■ What you need to do
Could you give the lines of the listing below as a numbered list, from the line with "bar: [300, 384, 316, 481]" up to and including the line with "data-label: 8: [304, 369, 312, 385]", leaving out any blank lines?

■ Rows
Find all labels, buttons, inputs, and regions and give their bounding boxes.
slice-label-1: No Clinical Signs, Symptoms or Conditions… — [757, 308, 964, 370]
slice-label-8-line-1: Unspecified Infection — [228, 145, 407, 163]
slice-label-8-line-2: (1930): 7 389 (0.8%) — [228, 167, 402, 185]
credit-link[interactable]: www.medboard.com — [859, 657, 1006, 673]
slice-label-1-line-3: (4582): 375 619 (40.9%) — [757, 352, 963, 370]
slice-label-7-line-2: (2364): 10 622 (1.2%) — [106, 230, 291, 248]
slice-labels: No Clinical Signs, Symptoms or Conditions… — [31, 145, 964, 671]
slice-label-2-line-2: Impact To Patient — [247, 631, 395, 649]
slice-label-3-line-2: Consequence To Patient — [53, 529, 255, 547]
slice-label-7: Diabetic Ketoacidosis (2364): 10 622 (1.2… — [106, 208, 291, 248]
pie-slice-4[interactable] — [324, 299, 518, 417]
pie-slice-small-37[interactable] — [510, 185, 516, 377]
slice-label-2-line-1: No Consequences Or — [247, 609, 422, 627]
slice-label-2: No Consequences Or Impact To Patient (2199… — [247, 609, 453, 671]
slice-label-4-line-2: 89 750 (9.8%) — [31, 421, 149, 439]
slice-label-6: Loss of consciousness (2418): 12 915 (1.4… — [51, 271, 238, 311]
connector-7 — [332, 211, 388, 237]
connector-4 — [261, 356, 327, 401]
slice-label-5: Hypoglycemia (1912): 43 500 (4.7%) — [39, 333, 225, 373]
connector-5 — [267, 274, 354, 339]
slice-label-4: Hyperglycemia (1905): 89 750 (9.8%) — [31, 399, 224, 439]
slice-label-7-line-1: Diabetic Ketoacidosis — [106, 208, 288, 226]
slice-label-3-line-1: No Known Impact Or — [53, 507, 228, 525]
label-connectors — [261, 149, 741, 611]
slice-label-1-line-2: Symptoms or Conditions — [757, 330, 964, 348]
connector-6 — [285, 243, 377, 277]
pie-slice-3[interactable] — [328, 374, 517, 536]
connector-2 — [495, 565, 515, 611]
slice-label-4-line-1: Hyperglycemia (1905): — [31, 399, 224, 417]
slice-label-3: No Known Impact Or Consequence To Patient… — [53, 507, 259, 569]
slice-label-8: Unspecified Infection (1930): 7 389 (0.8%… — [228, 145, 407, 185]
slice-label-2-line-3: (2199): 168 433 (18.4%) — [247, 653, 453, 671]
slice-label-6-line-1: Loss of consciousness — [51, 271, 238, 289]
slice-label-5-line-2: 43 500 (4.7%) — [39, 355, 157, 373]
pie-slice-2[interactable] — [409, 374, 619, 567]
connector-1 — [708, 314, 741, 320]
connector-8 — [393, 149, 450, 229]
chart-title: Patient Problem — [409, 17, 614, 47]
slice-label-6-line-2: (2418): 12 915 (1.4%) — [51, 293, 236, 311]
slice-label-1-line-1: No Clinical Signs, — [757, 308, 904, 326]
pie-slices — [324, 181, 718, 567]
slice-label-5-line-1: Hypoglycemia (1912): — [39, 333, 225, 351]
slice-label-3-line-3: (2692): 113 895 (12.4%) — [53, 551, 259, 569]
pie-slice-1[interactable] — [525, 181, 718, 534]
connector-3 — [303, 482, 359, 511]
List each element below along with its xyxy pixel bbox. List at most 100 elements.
* * *
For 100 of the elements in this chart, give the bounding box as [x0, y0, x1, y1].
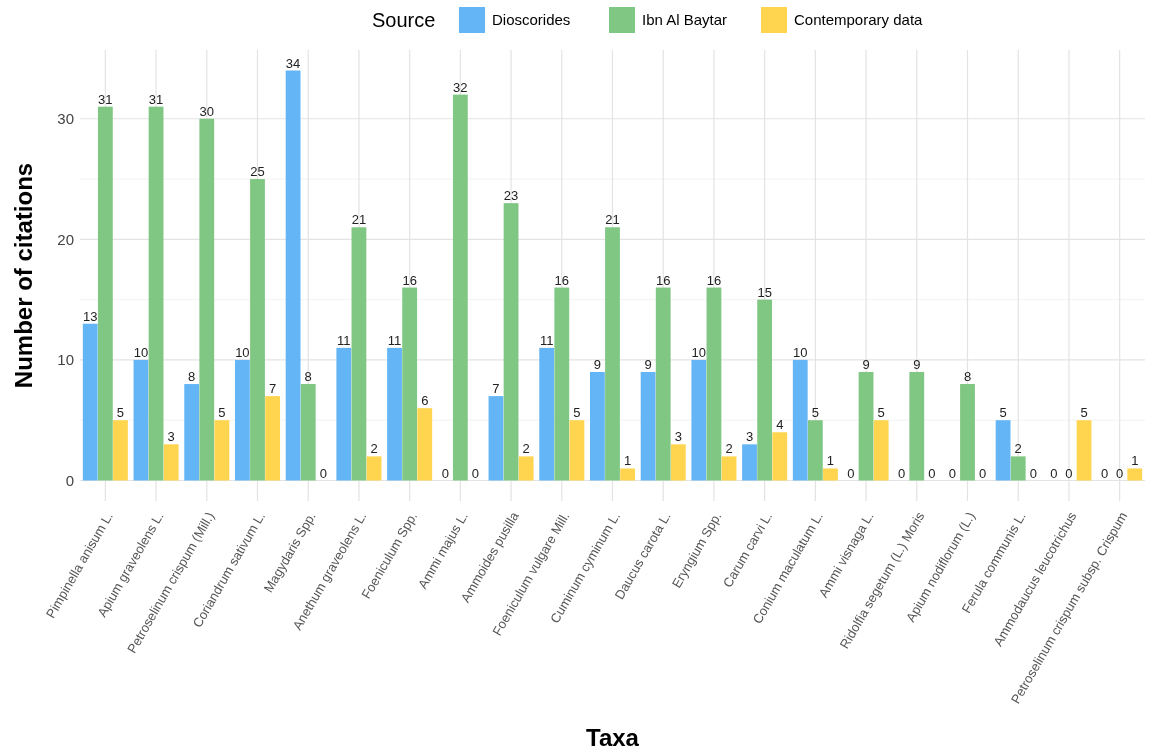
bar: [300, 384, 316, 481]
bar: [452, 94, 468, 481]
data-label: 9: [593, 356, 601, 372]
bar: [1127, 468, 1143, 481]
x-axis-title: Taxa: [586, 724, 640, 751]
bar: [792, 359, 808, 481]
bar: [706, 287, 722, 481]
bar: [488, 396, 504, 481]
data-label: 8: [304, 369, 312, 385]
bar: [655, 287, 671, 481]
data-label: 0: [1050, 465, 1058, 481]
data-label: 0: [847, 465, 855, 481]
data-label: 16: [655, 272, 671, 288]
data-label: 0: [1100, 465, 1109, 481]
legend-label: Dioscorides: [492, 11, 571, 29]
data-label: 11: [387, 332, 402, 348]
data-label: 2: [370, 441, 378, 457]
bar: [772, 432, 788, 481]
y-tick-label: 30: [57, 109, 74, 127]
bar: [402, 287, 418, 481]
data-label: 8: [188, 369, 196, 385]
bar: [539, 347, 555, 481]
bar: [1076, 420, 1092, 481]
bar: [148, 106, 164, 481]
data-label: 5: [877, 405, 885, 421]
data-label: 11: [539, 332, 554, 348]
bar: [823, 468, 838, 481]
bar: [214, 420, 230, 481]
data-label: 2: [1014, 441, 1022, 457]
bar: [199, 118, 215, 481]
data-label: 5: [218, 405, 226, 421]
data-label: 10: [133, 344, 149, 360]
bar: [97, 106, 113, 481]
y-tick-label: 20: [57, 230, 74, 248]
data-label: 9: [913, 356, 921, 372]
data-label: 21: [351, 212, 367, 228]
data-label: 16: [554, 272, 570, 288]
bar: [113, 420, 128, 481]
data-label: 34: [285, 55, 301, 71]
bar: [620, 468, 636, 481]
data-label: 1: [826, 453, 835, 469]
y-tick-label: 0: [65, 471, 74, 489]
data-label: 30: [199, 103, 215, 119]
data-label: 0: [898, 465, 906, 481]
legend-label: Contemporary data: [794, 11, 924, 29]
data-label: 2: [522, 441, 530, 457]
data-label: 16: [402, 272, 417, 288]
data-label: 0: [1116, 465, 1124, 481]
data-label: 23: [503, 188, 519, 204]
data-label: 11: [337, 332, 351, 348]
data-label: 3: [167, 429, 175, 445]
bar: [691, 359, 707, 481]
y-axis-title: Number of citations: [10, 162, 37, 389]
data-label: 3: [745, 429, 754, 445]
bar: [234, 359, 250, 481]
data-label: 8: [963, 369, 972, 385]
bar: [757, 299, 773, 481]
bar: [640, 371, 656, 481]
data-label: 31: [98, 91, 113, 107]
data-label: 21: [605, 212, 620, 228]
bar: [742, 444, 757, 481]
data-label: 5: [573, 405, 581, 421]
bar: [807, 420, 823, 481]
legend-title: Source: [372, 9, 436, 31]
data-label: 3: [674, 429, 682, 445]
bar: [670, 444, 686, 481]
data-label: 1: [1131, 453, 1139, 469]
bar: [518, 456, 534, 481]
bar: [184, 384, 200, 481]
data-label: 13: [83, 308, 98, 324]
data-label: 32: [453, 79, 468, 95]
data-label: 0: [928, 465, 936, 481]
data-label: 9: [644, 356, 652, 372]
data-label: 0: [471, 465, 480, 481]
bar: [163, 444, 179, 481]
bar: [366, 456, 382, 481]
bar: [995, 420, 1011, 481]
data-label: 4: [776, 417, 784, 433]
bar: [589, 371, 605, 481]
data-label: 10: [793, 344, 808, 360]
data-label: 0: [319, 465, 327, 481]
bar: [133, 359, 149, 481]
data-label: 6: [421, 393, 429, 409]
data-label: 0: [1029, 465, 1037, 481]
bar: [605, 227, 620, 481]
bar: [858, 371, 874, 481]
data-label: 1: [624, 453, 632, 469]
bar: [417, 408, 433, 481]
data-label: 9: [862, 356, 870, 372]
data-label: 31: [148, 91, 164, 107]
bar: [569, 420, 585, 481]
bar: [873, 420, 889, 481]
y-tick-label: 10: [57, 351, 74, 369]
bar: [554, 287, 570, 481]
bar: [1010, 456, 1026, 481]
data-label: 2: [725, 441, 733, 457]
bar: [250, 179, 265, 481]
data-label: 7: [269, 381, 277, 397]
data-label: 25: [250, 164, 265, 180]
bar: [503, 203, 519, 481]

■ Finished exercise
1. bar: [300, 384, 316, 481]
2. bar: [452, 94, 468, 481]
3. data-label: 9: [593, 356, 601, 372]
4. bar: [1127, 468, 1143, 481]
5. x-axis-title: Taxa: [586, 724, 640, 751]
6. bar: [792, 359, 808, 481]
7. bar: [706, 287, 722, 481]
8. bar: [488, 396, 504, 481]
9. data-label: 8: [304, 369, 312, 385]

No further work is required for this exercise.